WHAT IS ASKED: Reproduce the records that follow in full, excluding any picture they contain.

DATA EXTRACT:
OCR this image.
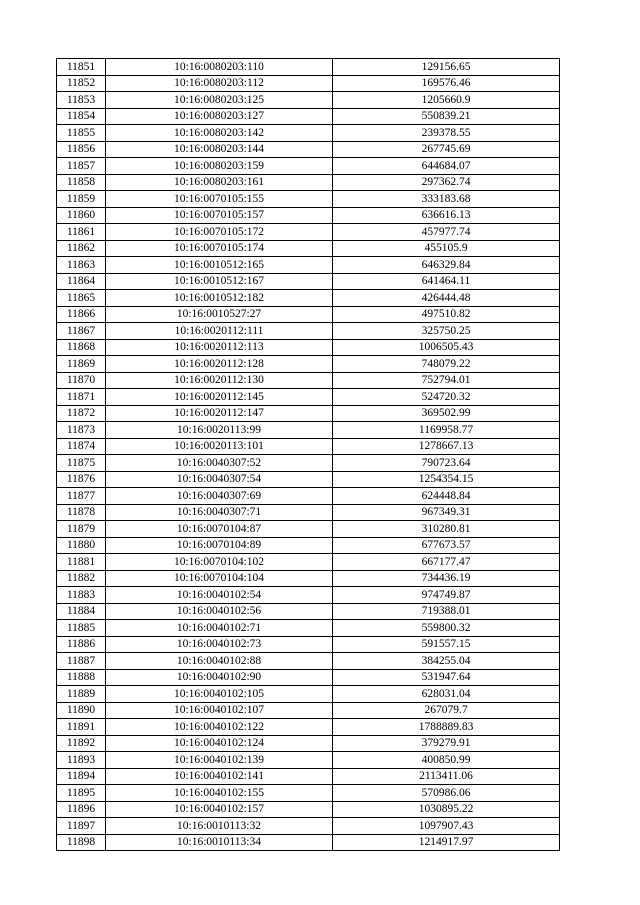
11851	10:16:0080203:110	129156.65
11852	10:16:0080203:112	169576.46
11853	10:16:0080203:125	1205660.9
11854	10:16:0080203:127	550839.21
11855	10:16:0080203:142	239378.55
11856	10:16:0080203:144	267745.69
11857	10:16:0080203:159	644684.07
11858	10:16:0080203:161	297362.74
11859	10:16:0070105:155	333183.68
11860	10:16:0070105:157	636616.13
11861	10:16:0070105:172	457977.74
11862	10:16:0070105:174	455105.9
11863	10:16:0010512:165	646329.84
11864	10:16:0010512:167	641464.11
11865	10:16:0010512:182	426444.48
11866	10:16:0010527:27	497510.82
11867	10:16:0020112:111	325750.25
11868	10:16:0020112:113	1006505.43
11869	10:16:0020112:128	748079.22
11870	10:16:0020112:130	752794.01
11871	10:16:0020112:145	524720.32
11872	10:16:0020112:147	369502.99
11873	10:16:0020113:99	1169958.77
11874	10:16:0020113:101	1278667.13
11875	10:16:0040307:52	790723.64
11876	10:16:0040307:54	1254354.15
11877	10:16:0040307:69	624448.84
11878	10:16:0040307:71	967349.31
11879	10:16:0070104:87	310280.81
11880	10:16:0070104:89	677673.57
11881	10:16:0070104:102	667177.47
11882	10:16:0070104:104	734436.19
11883	10:16:0040102:54	974749.87
11884	10:16:0040102:56	719388.01
11885	10:16:0040102:71	559800.32
11886	10:16:0040102:73	591557.15
11887	10:16:0040102:88	384255.04
11888	10:16:0040102:90	531947.64
11889	10:16:0040102:105	628031.04
11890	10:16:0040102:107	267079.7
11891	10:16:0040102:122	1788889.83
11892	10:16:0040102:124	379279.91
11893	10:16:0040102:139	400850.99
11894	10:16:0040102:141	2113411.06
11895	10:16:0040102:155	570986.06
11896	10:16:0040102:157	1030895.22
11897	10:16:0010113:32	1097907.43
11898	10:16:0010113:34	1214917.97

EXERCISE OUTPUT:
OCR this image.
11851	10:16:0080203:110	129156.65
11852	10:16:0080203:112	169576.46
11853	10:16:0080203:125	1205660.9
11854	10:16:0080203:127	550839.21
11855	10:16:0080203:142	239378.55
11856	10:16:0080203:144	267745.69
11857	10:16:0080203:159	644684.07
11858	10:16:0080203:161	297362.74
11859	10:16:0070105:155	333183.68
11860	10:16:0070105:157	636616.13
11861	10:16:0070105:172	457977.74
11862	10:16:0070105:174	455105.9
11863	10:16:0010512:165	646329.84
11864	10:16:0010512:167	641464.11
11865	10:16:0010512:182	426444.48
11866	10:16:0010527:27	497510.82
11867	10:16:0020112:111	325750.25
11868	10:16:0020112:113	1006505.43
11869	10:16:0020112:128	748079.22
11870	10:16:0020112:130	752794.01
11871	10:16:0020112:145	524720.32
11872	10:16:0020112:147	369502.99
11873	10:16:0020113:99	1169958.77
11874	10:16:0020113:101	1278667.13
11875	10:16:0040307:52	790723.64
11876	10:16:0040307:54	1254354.15
11877	10:16:0040307:69	624448.84
11878	10:16:0040307:71	967349.31
11879	10:16:0070104:87	310280.81
11880	10:16:0070104:89	677673.57
11881	10:16:0070104:102	667177.47
11882	10:16:0070104:104	734436.19
11883	10:16:0040102:54	974749.87
11884	10:16:0040102:56	719388.01
11885	10:16:0040102:71	559800.32
11886	10:16:0040102:73	591557.15
11887	10:16:0040102:88	384255.04
11888	10:16:0040102:90	531947.64
11889	10:16:0040102:105	628031.04
11890	10:16:0040102:107	267079.7
11891	10:16:0040102:122	1788889.83
11892	10:16:0040102:124	379279.91
11893	10:16:0040102:139	400850.99
11894	10:16:0040102:141	2113411.06
11895	10:16:0040102:155	570986.06
11896	10:16:0040102:157	1030895.22
11897	10:16:0010113:32	1097907.43
11898	10:16:0010113:34	1214917.97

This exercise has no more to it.